* Text des Dokuments:

Frage an Hans-Peter Uhl von Erik S. bezüglich Recht
Sehr geehrter Herr Uhl,
zunächst möchte ich richtig stellen, daß ich nicht Ihnen unterstellt habe, "logischen Überlegungen nicht mehr zugänglich" zu sein, sondern dies ganz allgemein mein Eindruck im Zusammenhang mit Überwachungsmaßnahmen des Staates gegen seinen Souverän ist. Leider verstärken Sie durch Ihre Argumentation diesen Eindruck, weil Sie mit keinem Wort auf meine Frage eingegangen sind. Ich fragte Sie nach der Verhältnismäßigkeit der verdachtslosen Verbindungsdatenspeicherung von über 80Millionen Bundesbürgern. Anstatt diese Verhältnismäßigkeit argumentativ zu belegen, schwenken Sie auf den rechtlichen Unterschied zwischen strafrechtlichen Ermittlungsinstrumenten (rückwirkend) und polizeilichen Präventivbefugnissen. Dies ist jedoch unerheblich, da die Daten unabhängig davon gespeichert werden (sollen).

Einträge zu eingerahmten Elementen
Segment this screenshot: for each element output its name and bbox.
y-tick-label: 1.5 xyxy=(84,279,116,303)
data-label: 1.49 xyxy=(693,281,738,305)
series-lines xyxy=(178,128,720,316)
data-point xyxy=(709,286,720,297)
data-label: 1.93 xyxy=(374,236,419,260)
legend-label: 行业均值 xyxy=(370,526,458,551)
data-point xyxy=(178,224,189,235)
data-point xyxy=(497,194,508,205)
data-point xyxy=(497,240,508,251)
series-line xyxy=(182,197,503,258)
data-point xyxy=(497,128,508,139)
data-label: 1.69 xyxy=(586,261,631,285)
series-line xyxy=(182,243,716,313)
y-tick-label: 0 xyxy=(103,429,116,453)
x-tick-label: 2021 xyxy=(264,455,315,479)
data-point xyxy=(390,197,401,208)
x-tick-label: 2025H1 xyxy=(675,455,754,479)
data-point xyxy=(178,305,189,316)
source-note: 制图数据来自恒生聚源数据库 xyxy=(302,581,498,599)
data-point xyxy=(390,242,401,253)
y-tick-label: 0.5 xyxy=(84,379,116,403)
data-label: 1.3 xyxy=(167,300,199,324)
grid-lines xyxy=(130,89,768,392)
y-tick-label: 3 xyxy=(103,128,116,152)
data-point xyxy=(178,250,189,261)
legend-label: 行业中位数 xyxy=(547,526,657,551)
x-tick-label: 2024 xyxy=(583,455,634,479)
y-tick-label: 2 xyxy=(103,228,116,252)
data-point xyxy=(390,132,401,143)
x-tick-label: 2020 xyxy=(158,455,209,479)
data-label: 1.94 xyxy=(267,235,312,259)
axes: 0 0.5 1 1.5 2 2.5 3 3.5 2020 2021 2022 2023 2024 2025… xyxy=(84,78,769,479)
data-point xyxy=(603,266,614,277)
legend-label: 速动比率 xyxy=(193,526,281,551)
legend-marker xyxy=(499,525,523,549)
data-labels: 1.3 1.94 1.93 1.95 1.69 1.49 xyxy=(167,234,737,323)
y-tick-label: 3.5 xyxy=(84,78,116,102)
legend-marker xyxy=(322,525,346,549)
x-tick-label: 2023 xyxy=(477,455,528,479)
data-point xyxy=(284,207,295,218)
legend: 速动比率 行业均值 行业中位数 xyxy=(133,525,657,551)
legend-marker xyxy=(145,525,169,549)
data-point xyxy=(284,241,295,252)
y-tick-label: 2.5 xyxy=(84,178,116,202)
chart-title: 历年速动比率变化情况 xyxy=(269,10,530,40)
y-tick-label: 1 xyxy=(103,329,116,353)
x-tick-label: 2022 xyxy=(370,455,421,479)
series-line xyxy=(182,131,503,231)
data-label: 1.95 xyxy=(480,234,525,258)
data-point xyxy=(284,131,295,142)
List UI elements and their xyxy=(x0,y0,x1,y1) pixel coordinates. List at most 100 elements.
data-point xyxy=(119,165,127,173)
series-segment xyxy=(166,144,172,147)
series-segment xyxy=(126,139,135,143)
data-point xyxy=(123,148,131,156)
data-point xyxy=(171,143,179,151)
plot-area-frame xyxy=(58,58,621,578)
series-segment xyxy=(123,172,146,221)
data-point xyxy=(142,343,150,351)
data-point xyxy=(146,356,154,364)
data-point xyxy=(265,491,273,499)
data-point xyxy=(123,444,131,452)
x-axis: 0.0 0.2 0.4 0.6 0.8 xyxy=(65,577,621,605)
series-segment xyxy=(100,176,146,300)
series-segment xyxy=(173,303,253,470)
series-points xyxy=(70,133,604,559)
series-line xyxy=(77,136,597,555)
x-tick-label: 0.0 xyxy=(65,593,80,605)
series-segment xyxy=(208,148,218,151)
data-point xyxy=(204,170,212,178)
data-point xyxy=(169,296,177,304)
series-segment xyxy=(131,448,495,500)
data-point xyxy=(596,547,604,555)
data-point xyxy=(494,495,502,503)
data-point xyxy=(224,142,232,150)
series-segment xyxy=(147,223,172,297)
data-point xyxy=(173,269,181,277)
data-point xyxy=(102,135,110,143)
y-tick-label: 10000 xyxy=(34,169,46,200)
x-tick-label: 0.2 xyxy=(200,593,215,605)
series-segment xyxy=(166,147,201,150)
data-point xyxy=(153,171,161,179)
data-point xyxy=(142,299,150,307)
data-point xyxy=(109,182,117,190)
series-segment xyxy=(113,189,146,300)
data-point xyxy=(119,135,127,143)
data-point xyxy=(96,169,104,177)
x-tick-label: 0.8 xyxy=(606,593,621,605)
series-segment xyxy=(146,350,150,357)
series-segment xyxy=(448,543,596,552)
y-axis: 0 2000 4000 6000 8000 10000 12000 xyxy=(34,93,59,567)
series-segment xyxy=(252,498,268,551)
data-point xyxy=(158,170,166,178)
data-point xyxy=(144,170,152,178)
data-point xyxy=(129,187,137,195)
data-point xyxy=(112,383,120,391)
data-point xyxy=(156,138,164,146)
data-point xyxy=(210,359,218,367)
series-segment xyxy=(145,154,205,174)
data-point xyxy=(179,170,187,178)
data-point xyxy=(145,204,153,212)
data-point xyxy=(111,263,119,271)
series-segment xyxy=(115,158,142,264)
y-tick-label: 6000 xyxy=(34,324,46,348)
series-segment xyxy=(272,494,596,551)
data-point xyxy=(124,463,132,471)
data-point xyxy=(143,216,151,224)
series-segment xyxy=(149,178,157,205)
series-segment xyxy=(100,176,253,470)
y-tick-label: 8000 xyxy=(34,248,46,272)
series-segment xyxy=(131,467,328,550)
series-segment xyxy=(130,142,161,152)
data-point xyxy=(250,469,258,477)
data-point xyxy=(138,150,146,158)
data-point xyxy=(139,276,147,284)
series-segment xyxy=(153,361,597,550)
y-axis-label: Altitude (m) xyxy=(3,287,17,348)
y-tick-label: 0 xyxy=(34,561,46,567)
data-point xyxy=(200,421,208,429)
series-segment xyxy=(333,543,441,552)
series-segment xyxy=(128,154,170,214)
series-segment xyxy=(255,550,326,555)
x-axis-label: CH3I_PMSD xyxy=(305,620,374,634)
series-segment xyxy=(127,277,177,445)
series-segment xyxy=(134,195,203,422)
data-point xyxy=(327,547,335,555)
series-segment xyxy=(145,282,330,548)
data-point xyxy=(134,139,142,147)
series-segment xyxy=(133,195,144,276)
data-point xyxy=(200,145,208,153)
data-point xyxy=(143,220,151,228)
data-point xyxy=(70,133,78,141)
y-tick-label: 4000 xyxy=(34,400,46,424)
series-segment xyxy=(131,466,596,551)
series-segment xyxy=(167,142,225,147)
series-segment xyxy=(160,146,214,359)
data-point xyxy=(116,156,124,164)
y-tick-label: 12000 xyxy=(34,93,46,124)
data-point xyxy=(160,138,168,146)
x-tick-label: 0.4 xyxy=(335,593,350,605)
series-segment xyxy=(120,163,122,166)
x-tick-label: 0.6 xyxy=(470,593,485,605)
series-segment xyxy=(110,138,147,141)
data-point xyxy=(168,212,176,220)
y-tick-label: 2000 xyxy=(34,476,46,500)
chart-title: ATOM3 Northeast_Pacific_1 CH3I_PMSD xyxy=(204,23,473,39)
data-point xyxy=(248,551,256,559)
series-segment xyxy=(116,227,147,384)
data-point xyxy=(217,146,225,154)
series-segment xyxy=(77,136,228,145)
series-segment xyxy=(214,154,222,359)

* Deine Aufgaben:
1. Wonach hatte Erik S. laut dem Brief an Hans-Peter Uhl gefragt?
2. Schreib den Brief an Hans-Peter Uhl weiter, und zwar nach seinem letzten Satz.

* Lösungen:
1. Nach der Verhältnismäßigkeit der verdachtslosen Verbindungsdatenspeicherung von über 80 Millionen Bundesbürgern.

2.
Einzig Ihre Argumentation, daß diese Daten bereits in der Vergangenheit gespeichert würden, geht am Rande auf meine Frage ein. Allerdings liegen Sie mit Ihrer Behauptung weit daneben, Weil die Verbindungsdaten von Internetkommunikationsdaten noch nie gespeichert wurden und wenn doch, dann gesetzeswidrig (vgl. BGH, Entscheidung vom 26. Oktober 2006 - III ZR 40/06). Zum anderen werden seit Anfang diesen Jahres neben den reinen Verbindungsdaten im Telefonsektor noch diverse weitere Daten (u.a. Standort, erfolglose Verbindungsversuche) gespeichert. Die Ausweitung der Datenspeicherung ist also immens und die Kosten vom überwachten Bürger zu tragen, welcher wie in meiner 1. Frage belegt, zu annähernd 100% von dieser Speicherung betroffen ist. Dies hatten Sie nicht bestritten. Warum sind Sie dann der Auffassung, dies sei Verhältnismässig?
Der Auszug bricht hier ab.